▼

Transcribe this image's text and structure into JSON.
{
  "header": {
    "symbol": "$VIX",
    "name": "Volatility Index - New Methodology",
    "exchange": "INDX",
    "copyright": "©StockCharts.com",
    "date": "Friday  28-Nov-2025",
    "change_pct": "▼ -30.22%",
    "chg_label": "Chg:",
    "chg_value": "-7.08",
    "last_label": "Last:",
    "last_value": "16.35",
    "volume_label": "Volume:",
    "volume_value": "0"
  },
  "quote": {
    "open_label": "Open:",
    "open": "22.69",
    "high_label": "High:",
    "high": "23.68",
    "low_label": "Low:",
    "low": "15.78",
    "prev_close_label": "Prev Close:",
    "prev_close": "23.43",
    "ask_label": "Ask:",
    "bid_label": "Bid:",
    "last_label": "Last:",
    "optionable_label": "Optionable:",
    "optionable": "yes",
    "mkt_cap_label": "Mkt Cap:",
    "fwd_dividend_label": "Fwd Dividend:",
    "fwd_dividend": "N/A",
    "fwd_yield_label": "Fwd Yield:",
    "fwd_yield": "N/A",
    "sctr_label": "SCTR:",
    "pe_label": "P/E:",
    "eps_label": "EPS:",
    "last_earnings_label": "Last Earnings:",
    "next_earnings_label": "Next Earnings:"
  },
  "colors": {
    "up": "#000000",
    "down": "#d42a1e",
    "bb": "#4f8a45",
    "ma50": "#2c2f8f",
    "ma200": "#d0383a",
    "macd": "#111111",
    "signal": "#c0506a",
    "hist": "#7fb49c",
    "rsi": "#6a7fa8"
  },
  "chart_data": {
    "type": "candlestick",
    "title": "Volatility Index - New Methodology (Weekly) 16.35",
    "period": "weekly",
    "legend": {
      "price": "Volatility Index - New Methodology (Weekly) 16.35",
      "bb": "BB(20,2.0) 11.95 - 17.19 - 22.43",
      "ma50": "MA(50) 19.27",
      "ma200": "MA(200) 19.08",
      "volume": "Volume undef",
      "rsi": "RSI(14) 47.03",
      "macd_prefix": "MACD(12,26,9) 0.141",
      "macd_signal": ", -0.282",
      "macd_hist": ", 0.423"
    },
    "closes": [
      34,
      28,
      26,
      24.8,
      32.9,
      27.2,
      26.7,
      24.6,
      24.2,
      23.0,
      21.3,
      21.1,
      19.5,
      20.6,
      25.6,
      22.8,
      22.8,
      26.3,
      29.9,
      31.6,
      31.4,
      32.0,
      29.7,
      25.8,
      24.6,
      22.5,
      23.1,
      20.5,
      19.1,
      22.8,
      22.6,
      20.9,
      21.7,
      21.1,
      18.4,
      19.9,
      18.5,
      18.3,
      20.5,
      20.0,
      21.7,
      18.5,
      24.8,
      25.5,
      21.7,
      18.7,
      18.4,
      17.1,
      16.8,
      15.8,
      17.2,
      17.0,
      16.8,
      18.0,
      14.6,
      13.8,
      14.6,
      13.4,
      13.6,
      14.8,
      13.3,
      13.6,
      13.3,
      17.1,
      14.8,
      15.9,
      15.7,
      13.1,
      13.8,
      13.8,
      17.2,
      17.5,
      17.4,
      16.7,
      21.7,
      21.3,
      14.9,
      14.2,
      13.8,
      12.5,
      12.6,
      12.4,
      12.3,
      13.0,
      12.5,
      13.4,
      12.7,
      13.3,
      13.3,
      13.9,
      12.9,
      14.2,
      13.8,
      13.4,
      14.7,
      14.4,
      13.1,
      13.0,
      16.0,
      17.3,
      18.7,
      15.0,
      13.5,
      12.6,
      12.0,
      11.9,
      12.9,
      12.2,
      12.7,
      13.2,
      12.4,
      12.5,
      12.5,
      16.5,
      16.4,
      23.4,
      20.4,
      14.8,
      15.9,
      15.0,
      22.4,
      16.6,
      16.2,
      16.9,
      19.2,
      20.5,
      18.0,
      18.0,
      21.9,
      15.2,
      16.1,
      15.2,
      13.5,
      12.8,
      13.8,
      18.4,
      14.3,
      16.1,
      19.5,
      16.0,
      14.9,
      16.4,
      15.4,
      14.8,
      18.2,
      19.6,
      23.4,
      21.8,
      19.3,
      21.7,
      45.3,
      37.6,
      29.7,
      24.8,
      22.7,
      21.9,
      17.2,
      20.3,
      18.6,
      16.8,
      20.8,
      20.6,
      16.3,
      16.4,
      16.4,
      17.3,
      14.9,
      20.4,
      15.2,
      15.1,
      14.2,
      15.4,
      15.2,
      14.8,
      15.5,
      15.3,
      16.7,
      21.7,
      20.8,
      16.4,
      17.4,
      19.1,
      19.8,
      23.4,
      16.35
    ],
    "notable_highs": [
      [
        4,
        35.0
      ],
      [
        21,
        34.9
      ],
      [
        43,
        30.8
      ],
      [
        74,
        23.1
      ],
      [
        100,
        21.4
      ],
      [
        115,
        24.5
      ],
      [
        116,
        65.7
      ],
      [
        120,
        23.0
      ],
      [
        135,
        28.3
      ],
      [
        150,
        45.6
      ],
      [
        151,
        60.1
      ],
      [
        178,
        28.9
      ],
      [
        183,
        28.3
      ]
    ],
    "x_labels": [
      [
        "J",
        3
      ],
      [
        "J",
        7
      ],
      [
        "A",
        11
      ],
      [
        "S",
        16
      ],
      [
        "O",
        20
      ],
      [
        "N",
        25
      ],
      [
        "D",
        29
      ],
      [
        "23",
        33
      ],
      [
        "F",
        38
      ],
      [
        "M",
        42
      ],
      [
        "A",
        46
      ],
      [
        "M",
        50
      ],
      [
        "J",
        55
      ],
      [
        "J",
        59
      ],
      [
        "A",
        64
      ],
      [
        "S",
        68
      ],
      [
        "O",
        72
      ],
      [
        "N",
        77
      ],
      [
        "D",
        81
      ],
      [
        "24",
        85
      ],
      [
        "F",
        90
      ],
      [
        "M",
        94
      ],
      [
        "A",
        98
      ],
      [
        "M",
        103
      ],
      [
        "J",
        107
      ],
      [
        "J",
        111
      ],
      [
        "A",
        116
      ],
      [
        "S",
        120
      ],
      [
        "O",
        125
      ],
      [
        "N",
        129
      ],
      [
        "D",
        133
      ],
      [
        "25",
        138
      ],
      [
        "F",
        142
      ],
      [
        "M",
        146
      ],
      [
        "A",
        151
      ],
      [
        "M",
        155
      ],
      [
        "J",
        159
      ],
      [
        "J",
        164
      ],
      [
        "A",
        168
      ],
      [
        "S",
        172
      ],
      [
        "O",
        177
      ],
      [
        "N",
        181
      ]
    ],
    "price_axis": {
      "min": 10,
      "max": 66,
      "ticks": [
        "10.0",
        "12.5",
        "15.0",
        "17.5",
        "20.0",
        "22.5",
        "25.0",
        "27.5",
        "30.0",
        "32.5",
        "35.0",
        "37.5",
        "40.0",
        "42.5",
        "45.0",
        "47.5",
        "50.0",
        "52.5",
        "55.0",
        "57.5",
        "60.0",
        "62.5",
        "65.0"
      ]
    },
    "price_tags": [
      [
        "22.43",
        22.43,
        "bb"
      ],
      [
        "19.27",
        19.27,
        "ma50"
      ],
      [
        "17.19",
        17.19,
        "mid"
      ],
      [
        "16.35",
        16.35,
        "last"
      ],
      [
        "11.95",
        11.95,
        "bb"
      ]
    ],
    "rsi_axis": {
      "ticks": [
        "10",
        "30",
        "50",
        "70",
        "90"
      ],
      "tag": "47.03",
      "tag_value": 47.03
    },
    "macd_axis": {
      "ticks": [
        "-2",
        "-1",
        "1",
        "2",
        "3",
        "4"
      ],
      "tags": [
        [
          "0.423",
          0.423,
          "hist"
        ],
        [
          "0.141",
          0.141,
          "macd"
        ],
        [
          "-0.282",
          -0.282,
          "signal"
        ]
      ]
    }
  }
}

▲

◆ **SET PROBLEM**
Reproduce all of the entries word for word.

◆ **COMPLETE ANSWER**
Transcribe this image's text and structure into JSON.
{
  "header": {
    "symbol": "$VIX",
    "name": "Volatility Index - New Methodology",
    "exchange": "INDX",
    "copyright": "©StockCharts.com",
    "date": "Friday  28-Nov-2025",
    "change_pct": "▼ -30.22%",
    "chg_label": "Chg:",
    "chg_value": "-7.08",
    "last_label": "Last:",
    "last_value": "16.35",
    "volume_label": "Volume:",
    "volume_value": "0"
  },
  "quote": {
    "open_label": "Open:",
    "open": "22.69",
    "high_label": "High:",
    "high": "23.68",
    "low_label": "Low:",
    "low": "15.78",
    "prev_close_label": "Prev Close:",
    "prev_close": "23.43",
    "ask_label": "Ask:",
    "bid_label": "Bid:",
    "last_label": "Last:",
    "optionable_label": "Optionable:",
    "optionable": "yes",
    "mkt_cap_label": "Mkt Cap:",
    "fwd_dividend_label": "Fwd Dividend:",
    "fwd_dividend": "N/A",
    "fwd_yield_label": "Fwd Yield:",
    "fwd_yield": "N/A",
    "sctr_label": "SCTR:",
    "pe_label": "P/E:",
    "eps_label": "EPS:",
    "last_earnings_label": "Last Earnings:",
    "next_earnings_label": "Next Earnings:"
  },
  "colors": {
    "up": "#000000",
    "down": "#d42a1e",
    "bb": "#4f8a45",
    "ma50": "#2c2f8f",
    "ma200": "#d0383a",
    "macd": "#111111",
    "signal": "#c0506a",
    "hist": "#7fb49c",
    "rsi": "#6a7fa8"
  },
  "chart_data": {
    "type": "candlestick",
    "title": "Volatility Index - New Methodology (Weekly) 16.35",
    "period": "weekly",
    "legend": {
      "price": "Volatility Index - New Methodology (Weekly) 16.35",
      "bb": "BB(20,2.0) 11.95 - 17.19 - 22.43",
      "ma50": "MA(50) 19.27",
      "ma200": "MA(200) 19.08",
      "volume": "Volume undef",
      "rsi": "RSI(14) 47.03",
      "macd_prefix": "MACD(12,26,9) 0.141",
      "macd_signal": ", -0.282",
      "macd_hist": ", 0.423"
    },
    "closes": [
      34,
      28,
      26,
      24.8,
      32.9,
      27.2,
      26.7,
      24.6,
      24.2,
      23.0,
      21.3,
      21.1,
      19.5,
      20.6,
      25.6,
      22.8,
      22.8,
      26.3,
      29.9,
      31.6,
      31.4,
      32.0,
      29.7,
      25.8,
      24.6,
      22.5,
      23.1,
      20.5,
      19.1,
      22.8,
      22.6,
      20.9,
      21.7,
      21.1,
      18.4,
      19.9,
      18.5,
      18.3,
      20.5,
      20.0,
      21.7,
      18.5,
      24.8,
      25.5,
      21.7,
      18.7,
      18.4,
      17.1,
      16.8,
      15.8,
      17.2,
      17.0,
      16.8,
      18.0,
      14.6,
      13.8,
      14.6,
      13.4,
      13.6,
      14.8,
      13.3,
      13.6,
      13.3,
      17.1,
      14.8,
      15.9,
      15.7,
      13.1,
      13.8,
      13.8,
      17.2,
      17.5,
      17.4,
      16.7,
      21.7,
      21.3,
      14.9,
      14.2,
      13.8,
      12.5,
      12.6,
      12.4,
      12.3,
      13.0,
      12.5,
      13.4,
      12.7,
      13.3,
      13.3,
      13.9,
      12.9,
      14.2,
      13.8,
      13.4,
      14.7,
      14.4,
      13.1,
      13.0,
      16.0,
      17.3,
      18.7,
      15.0,
      13.5,
      12.6,
      12.0,
      11.9,
      12.9,
      12.2,
      12.7,
      13.2,
      12.4,
      12.5,
      12.5,
      16.5,
      16.4,
      23.4,
      20.4,
      14.8,
      15.9,
      15.0,
      22.4,
      16.6,
      16.2,
      16.9,
      19.2,
      20.5,
      18.0,
      18.0,
      21.9,
      15.2,
      16.1,
      15.2,
      13.5,
      12.8,
      13.8,
      18.4,
      14.3,
      16.1,
      19.5,
      16.0,
      14.9,
      16.4,
      15.4,
      14.8,
      18.2,
      19.6,
      23.4,
      21.8,
      19.3,
      21.7,
      45.3,
      37.6,
      29.7,
      24.8,
      22.7,
      21.9,
      17.2,
      20.3,
      18.6,
      16.8,
      20.8,
      20.6,
      16.3,
      16.4,
      16.4,
      17.3,
      14.9,
      20.4,
      15.2,
      15.1,
      14.2,
      15.4,
      15.2,
      14.8,
      15.5,
      15.3,
      16.7,
      21.7,
      20.8,
      16.4,
      17.4,
      19.1,
      19.8,
      23.4,
      16.35
    ],
    "notable_highs": [
      [
        4,
        35.0
      ],
      [
        21,
        34.9
      ],
      [
        43,
        30.8
      ],
      [
        74,
        23.1
      ],
      [
        100,
        21.4
      ],
      [
        115,
        24.5
      ],
      [
        116,
        65.7
      ],
      [
        120,
        23.0
      ],
      [
        135,
        28.3
      ],
      [
        150,
        45.6
      ],
      [
        151,
        60.1
      ],
      [
        178,
        28.9
      ],
      [
        183,
        28.3
      ]
    ],
    "x_labels": [
      [
        "J",
        3
      ],
      [
        "J",
        7
      ],
      [
        "A",
        11
      ],
      [
        "S",
        16
      ],
      [
        "O",
        20
      ],
      [
        "N",
        25
      ],
      [
        "D",
        29
      ],
      [
        "23",
        33
      ],
      [
        "F",
        38
      ],
      [
        "M",
        42
      ],
      [
        "A",
        46
      ],
      [
        "M",
        50
      ],
      [
        "J",
        55
      ],
      [
        "J",
        59
      ],
      [
        "A",
        64
      ],
      [
        "S",
        68
      ],
      [
        "O",
        72
      ],
      [
        "N",
        77
      ],
      [
        "D",
        81
      ],
      [
        "24",
        85
      ],
      [
        "F",
        90
      ],
      [
        "M",
        94
      ],
      [
        "A",
        98
      ],
      [
        "M",
        103
      ],
      [
        "J",
        107
      ],
      [
        "J",
        111
      ],
      [
        "A",
        116
      ],
      [
        "S",
        120
      ],
      [
        "O",
        125
      ],
      [
        "N",
        129
      ],
      [
        "D",
        133
      ],
      [
        "25",
        138
      ],
      [
        "F",
        142
      ],
      [
        "M",
        146
      ],
      [
        "A",
        151
      ],
      [
        "M",
        155
      ],
      [
        "J",
        159
      ],
      [
        "J",
        164
      ],
      [
        "A",
        168
      ],
      [
        "S",
        172
      ],
      [
        "O",
        177
      ],
      [
        "N",
        181
      ]
    ],
    "price_axis": {
      "min": 10,
      "max": 66,
      "ticks": [
        "10.0",
        "12.5",
        "15.0",
        "17.5",
        "20.0",
        "22.5",
        "25.0",
        "27.5",
        "30.0",
        "32.5",
        "35.0",
        "37.5",
        "40.0",
        "42.5",
        "45.0",
        "47.5",
        "50.0",
        "52.5",
        "55.0",
        "57.5",
        "60.0",
        "62.5",
        "65.0"
      ]
    },
    "price_tags": [
      [
        "22.43",
        22.43,
        "bb"
      ],
      [
        "19.27",
        19.27,
        "ma50"
      ],
      [
        "17.19",
        17.19,
        "mid"
      ],
      [
        "16.35",
        16.35,
        "last"
      ],
      [
        "11.95",
        11.95,
        "bb"
      ]
    ],
    "rsi_axis": {
      "ticks": [
        "10",
        "30",
        "50",
        "70",
        "90"
      ],
      "tag": "47.03",
      "tag_value": 47.03
    },
    "macd_axis": {
      "ticks": [
        "-2",
        "-1",
        "1",
        "2",
        "3",
        "4"
      ],
      "tags": [
        [
          "0.423",
          0.423,
          "hist"
        ],
        [
          "0.141",
          0.141,
          "macd"
        ],
        [
          "-0.282",
          -0.282,
          "signal"
        ]
      ]
    }
  }
}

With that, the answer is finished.